All of the material below is to be restated word for word, apart from the pictures.

++++++++

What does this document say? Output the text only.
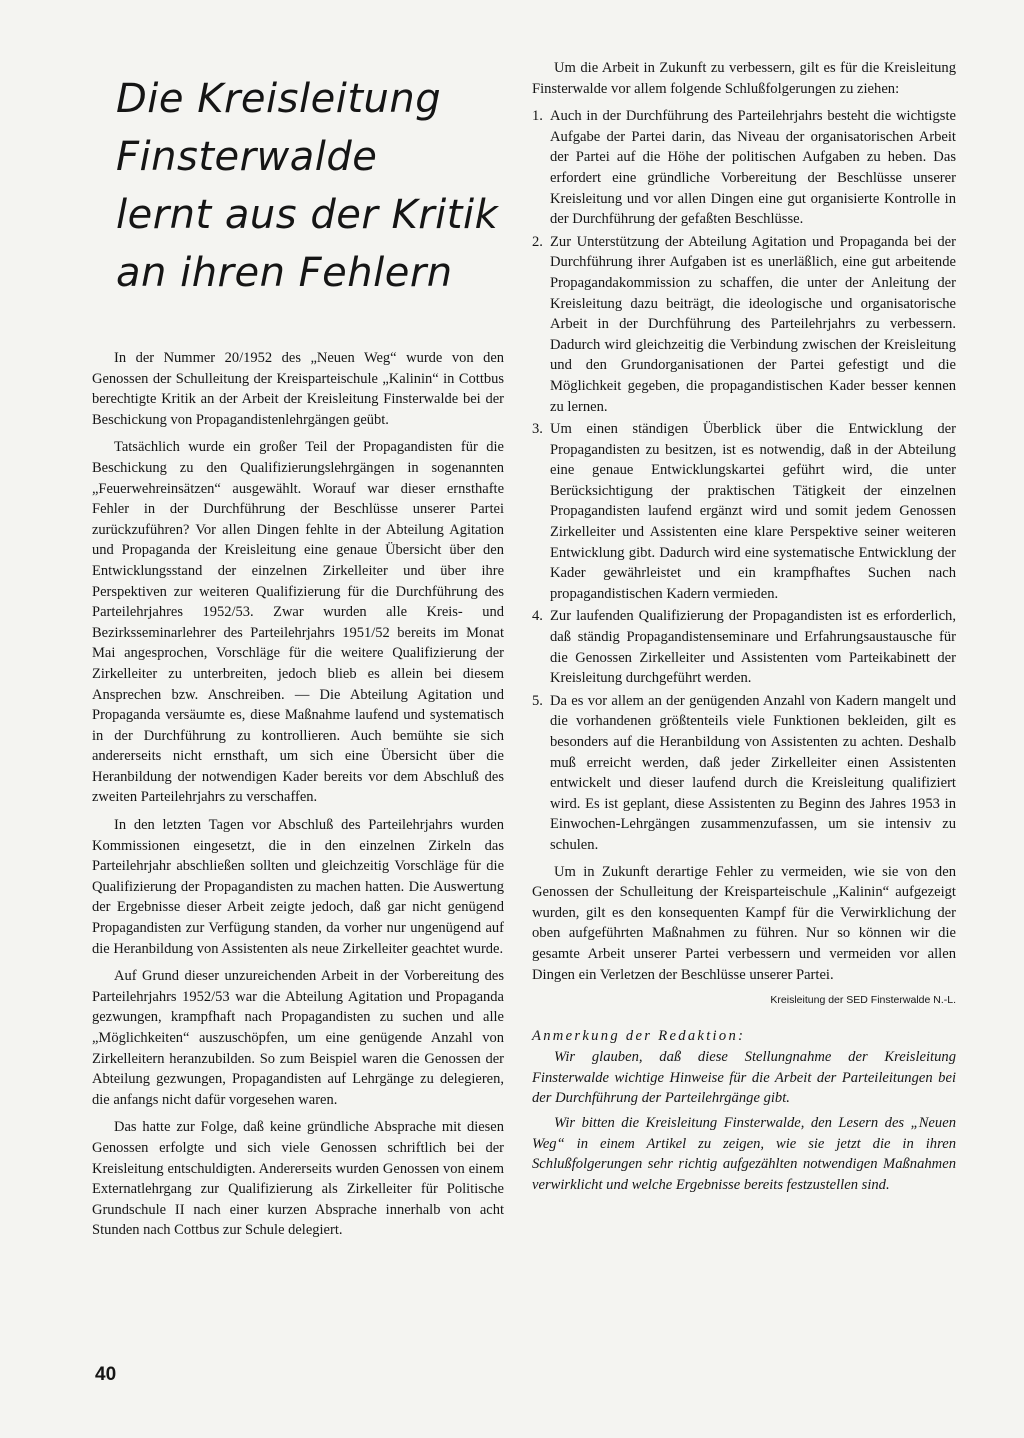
Die Kreisleitung
Finsterwalde
lernt aus der Kritik
an ihren Fehlern

In der Nummer 20/1952 des „Neuen Weg“ wurde von den Genossen der Schulleitung der Kreisparteischule „Kalinin“ in Cottbus berechtigte Kritik an der Arbeit der Kreisleitung Finsterwalde bei der Beschickung von Propagandistenlehrgängen geübt.

Tatsächlich wurde ein großer Teil der Propagandisten für die Beschickung zu den Qualifizierungslehrgängen in sogenannten „Feuerwehreinsätzen“ ausgewählt. Worauf war dieser ernsthafte Fehler in der Durchführung der Beschlüsse unserer Partei zurückzuführen? Vor allen Dingen fehlte in der Abteilung Agitation und Propaganda der Kreisleitung eine genaue Übersicht über den Entwicklungsstand der einzelnen Zirkelleiter und über ihre Perspektiven zur weiteren Qualifizierung für die Durchführung des Parteilehrjahres 1952/53. Zwar wurden alle Kreis- und Bezirksseminarlehrer des Parteilehrjahrs 1951/52 bereits im Monat Mai angesprochen, Vorschläge für die weitere Qualifizierung der Zirkelleiter zu unterbreiten, jedoch blieb es allein bei diesem Ansprechen bzw. Anschreiben. — Die Abteilung Agitation und Propaganda versäumte es, diese Maßnahme laufend und systematisch in der Durchführung zu kontrollieren. Auch bemühte sie sich andererseits nicht ernsthaft, um sich eine Übersicht über die Heranbildung der notwendigen Kader bereits vor dem Abschluß des zweiten Parteilehrjahrs zu verschaffen.

In den letzten Tagen vor Abschluß des Parteilehrjahrs wurden Kommissionen eingesetzt, die in den einzelnen Zirkeln das Parteilehrjahr abschließen sollten und gleichzeitig Vorschläge für die Qualifizierung der Propagandisten zu machen hatten. Die Auswertung der Ergebnisse dieser Arbeit zeigte jedoch, daß gar nicht genügend Propagandisten zur Verfügung standen, da vorher nur ungenügend auf die Heranbildung von Assistenten als neue Zirkelleiter geachtet wurde.

Auf Grund dieser unzureichenden Arbeit in der Vorbereitung des Parteilehrjahrs 1952/53 war die Abteilung Agitation und Propaganda gezwungen, krampfhaft nach Propagandisten zu suchen und alle „Möglichkeiten“ auszuschöpfen, um eine genügende Anzahl von Zirkelleitern heranzubilden. So zum Beispiel waren die Genossen der Abteilung gezwungen, Propagandisten auf Lehrgänge zu delegieren, die anfangs nicht dafür vorgesehen waren.

Das hatte zur Folge, daß keine gründliche Absprache mit diesen Genossen erfolgte und sich viele Genossen schriftlich bei der Kreisleitung entschuldigten. Andererseits wurden Genossen von einem Externatlehrgang zur Qualifizierung als Zirkelleiter für Politische Grundschule II nach einer kurzen Absprache innerhalb von acht Stunden nach Cottbus zur Schule delegiert.

Um die Arbeit in Zukunft zu verbessern, gilt es für die Kreisleitung Finsterwalde vor allem folgende Schlußfolgerungen zu ziehen:

1. Auch in der Durchführung des Parteilehrjahrs besteht die wichtigste Aufgabe der Partei darin, das Niveau der organisatorischen Arbeit der Partei auf die Höhe der politischen Aufgaben zu heben. Das erfordert eine gründliche Vorbereitung der Beschlüsse unserer Kreisleitung und vor allen Dingen eine gut organisierte Kontrolle in der Durchführung der gefaßten Beschlüsse.
2. Zur Unterstützung der Abteilung Agitation und Propaganda bei der Durchführung ihrer Aufgaben ist es unerläßlich, eine gut arbeitende Propagandakommission zu schaffen, die unter der Anleitung der Kreisleitung dazu beiträgt, die ideologische und organisatorische Arbeit in der Durchführung des Parteilehrjahrs zu verbessern. Dadurch wird gleichzeitig die Verbindung zwischen der Kreisleitung und den Grundorganisationen der Partei gefestigt und die Möglichkeit gegeben, die propagandistischen Kader besser kennen zu lernen.
3. Um einen ständigen Überblick über die Entwicklung der Propagandisten zu besitzen, ist es notwendig, daß in der Abteilung eine genaue Entwicklungskartei geführt wird, die unter Berücksichtigung der praktischen Tätigkeit der einzelnen Propagandisten laufend ergänzt wird und somit jedem Genossen Zirkelleiter und Assistenten eine klare Perspektive seiner weiteren Entwicklung gibt. Dadurch wird eine systematische Entwicklung der Kader gewährleistet und ein krampfhaftes Suchen nach propagandistischen Kadern vermieden.
4. Zur laufenden Qualifizierung der Propagandisten ist es erforderlich, daß ständig Propagandistenseminare und Erfahrungsaustausche für die Genossen Zirkelleiter und Assistenten vom Parteikabinett der Kreisleitung durchgeführt werden.
5. Da es vor allem an der genügenden Anzahl von Kadern mangelt und die vorhandenen größtenteils viele Funktionen bekleiden, gilt es besonders auf die Heranbildung von Assistenten zu achten. Deshalb muß erreicht werden, daß jeder Zirkelleiter einen Assistenten entwickelt und dieser laufend durch die Kreisleitung qualifiziert wird. Es ist geplant, diese Assistenten zu Beginn des Jahres 1953 in Einwochen-Lehrgängen zusammenzufassen, um sie intensiv zu schulen.

Um in Zukunft derartige Fehler zu vermeiden, wie sie von den Genossen der Schulleitung der Kreisparteischule „Kalinin“ aufgezeigt wurden, gilt es den konsequenten Kampf für die Verwirklichung der oben aufgeführten Maßnahmen zu führen. Nur so können wir die gesamte Arbeit unserer Partei verbessern und vermeiden vor allen Dingen ein Verletzen der Beschlüsse unserer Partei.

Kreisleitung der SED Finsterwalde N.-L.
Anmerkung der Redaktion:

Wir glauben, daß diese Stellungnahme der Kreisleitung Finsterwalde wichtige Hinweise für die Arbeit der Parteileitungen bei der Durchführung der Parteilehrgänge gibt.

Wir bitten die Kreisleitung Finsterwalde, den Lesern des „Neuen Weg“ in einem Artikel zu zeigen, wie sie jetzt die in ihren Schlußfolgerungen sehr richtig aufgezählten notwendigen Maßnahmen verwirklicht und welche Ergebnisse bereits festzustellen sind.

40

++++++++

COMPLETED EXERCISE:
What does this document say? Output the text only.
Die Kreisleitung
Finsterwalde
lernt aus der Kritik
an ihren Fehlern

In der Nummer 20/1952 des „Neuen Weg“ wurde von den Genossen der Schulleitung der Kreisparteischule „Kalinin“ in Cottbus berechtigte Kritik an der Arbeit der Kreisleitung Finsterwalde bei der Beschickung von Propagandistenlehrgängen geübt.

Tatsächlich wurde ein großer Teil der Propagandisten für die Beschickung zu den Qualifizierungslehrgängen in sogenannten „Feuerwehreinsätzen“ ausgewählt. Worauf war dieser ernsthafte Fehler in der Durchführung der Beschlüsse unserer Partei zurückzuführen? Vor allen Dingen fehlte in der Abteilung Agitation und Propaganda der Kreisleitung eine genaue Übersicht über den Entwicklungsstand der einzelnen Zirkelleiter und über ihre Perspektiven zur weiteren Qualifizierung für die Durchführung des Parteilehrjahres 1952/53. Zwar wurden alle Kreis- und Bezirksseminarlehrer des Parteilehrjahrs 1951/52 bereits im Monat Mai angesprochen, Vorschläge für die weitere Qualifizierung der Zirkelleiter zu unterbreiten, jedoch blieb es allein bei diesem Ansprechen bzw. Anschreiben. — Die Abteilung Agitation und Propaganda versäumte es, diese Maßnahme laufend und systematisch in der Durchführung zu kontrollieren. Auch bemühte sie sich andererseits nicht ernsthaft, um sich eine Übersicht über die Heranbildung der notwendigen Kader bereits vor dem Abschluß des zweiten Parteilehrjahrs zu verschaffen.

In den letzten Tagen vor Abschluß des Parteilehrjahrs wurden Kommissionen eingesetzt, die in den einzelnen Zirkeln das Parteilehrjahr abschließen sollten und gleichzeitig Vorschläge für die Qualifizierung der Propagandisten zu machen hatten. Die Auswertung der Ergebnisse dieser Arbeit zeigte jedoch, daß gar nicht genügend Propagandisten zur Verfügung standen, da vorher nur ungenügend auf die Heranbildung von Assistenten als neue Zirkelleiter geachtet wurde.

Auf Grund dieser unzureichenden Arbeit in der Vorbereitung des Parteilehrjahrs 1952/53 war die Abteilung Agitation und Propaganda gezwungen, krampfhaft nach Propagandisten zu suchen und alle „Möglichkeiten“ auszuschöpfen, um eine genügende Anzahl von Zirkelleitern heranzubilden. So zum Beispiel waren die Genossen der Abteilung gezwungen, Propagandisten auf Lehrgänge zu delegieren, die anfangs nicht dafür vorgesehen waren.

Das hatte zur Folge, daß keine gründliche Absprache mit diesen Genossen erfolgte und sich viele Genossen schriftlich bei der Kreisleitung entschuldigten. Andererseits wurden Genossen von einem Externatlehrgang zur Qualifizierung als Zirkelleiter für Politische Grundschule II nach einer kurzen Absprache innerhalb von acht Stunden nach Cottbus zur Schule delegiert.

Um die Arbeit in Zukunft zu verbessern, gilt es für die Kreisleitung Finsterwalde vor allem folgende Schlußfolgerungen zu ziehen:

1. Auch in der Durchführung des Parteilehrjahrs besteht die wichtigste Aufgabe der Partei darin, das Niveau der organisatorischen Arbeit der Partei auf die Höhe der politischen Aufgaben zu heben. Das erfordert eine gründliche Vorbereitung der Beschlüsse unserer Kreisleitung und vor allen Dingen eine gut organisierte Kontrolle in der Durchführung der gefaßten Beschlüsse.
2. Zur Unterstützung der Abteilung Agitation und Propaganda bei der Durchführung ihrer Aufgaben ist es unerläßlich, eine gut arbeitende Propagandakommission zu schaffen, die unter der Anleitung der Kreisleitung dazu beiträgt, die ideologische und organisatorische Arbeit in der Durchführung des Parteilehrjahrs zu verbessern. Dadurch wird gleichzeitig die Verbindung zwischen der Kreisleitung und den Grundorganisationen der Partei gefestigt und die Möglichkeit gegeben, die propagandistischen Kader besser kennen zu lernen.
3. Um einen ständigen Überblick über die Entwicklung der Propagandisten zu besitzen, ist es notwendig, daß in der Abteilung eine genaue Entwicklungskartei geführt wird, die unter Berücksichtigung der praktischen Tätigkeit der einzelnen Propagandisten laufend ergänzt wird und somit jedem Genossen Zirkelleiter und Assistenten eine klare Perspektive seiner weiteren Entwicklung gibt. Dadurch wird eine systematische Entwicklung der Kader gewährleistet und ein krampfhaftes Suchen nach propagandistischen Kadern vermieden.
4. Zur laufenden Qualifizierung der Propagandisten ist es erforderlich, daß ständig Propagandistenseminare und Erfahrungsaustausche für die Genossen Zirkelleiter und Assistenten vom Parteikabinett der Kreisleitung durchgeführt werden.
5. Da es vor allem an der genügenden Anzahl von Kadern mangelt und die vorhandenen größtenteils viele Funktionen bekleiden, gilt es besonders auf die Heranbildung von Assistenten zu achten. Deshalb muß erreicht werden, daß jeder Zirkelleiter einen Assistenten entwickelt und dieser laufend durch die Kreisleitung qualifiziert wird. Es ist geplant, diese Assistenten zu Beginn des Jahres 1953 in Einwochen-Lehrgängen zusammenzufassen, um sie intensiv zu schulen.

Um in Zukunft derartige Fehler zu vermeiden, wie sie von den Genossen der Schulleitung der Kreisparteischule „Kalinin“ aufgezeigt wurden, gilt es den konsequenten Kampf für die Verwirklichung der oben aufgeführten Maßnahmen zu führen. Nur so können wir die gesamte Arbeit unserer Partei verbessern und vermeiden vor allen Dingen ein Verletzen der Beschlüsse unserer Partei.

Kreisleitung der SED Finsterwalde N.-L.
Anmerkung der Redaktion:

Wir glauben, daß diese Stellungnahme der Kreisleitung Finsterwalde wichtige Hinweise für die Arbeit der Parteileitungen bei der Durchführung der Parteilehrgänge gibt.

Wir bitten die Kreisleitung Finsterwalde, den Lesern des „Neuen Weg“ in einem Artikel zu zeigen, wie sie jetzt die in ihren Schlußfolgerungen sehr richtig aufgezählten notwendigen Maßnahmen verwirklicht und welche Ergebnisse bereits festzustellen sind.

40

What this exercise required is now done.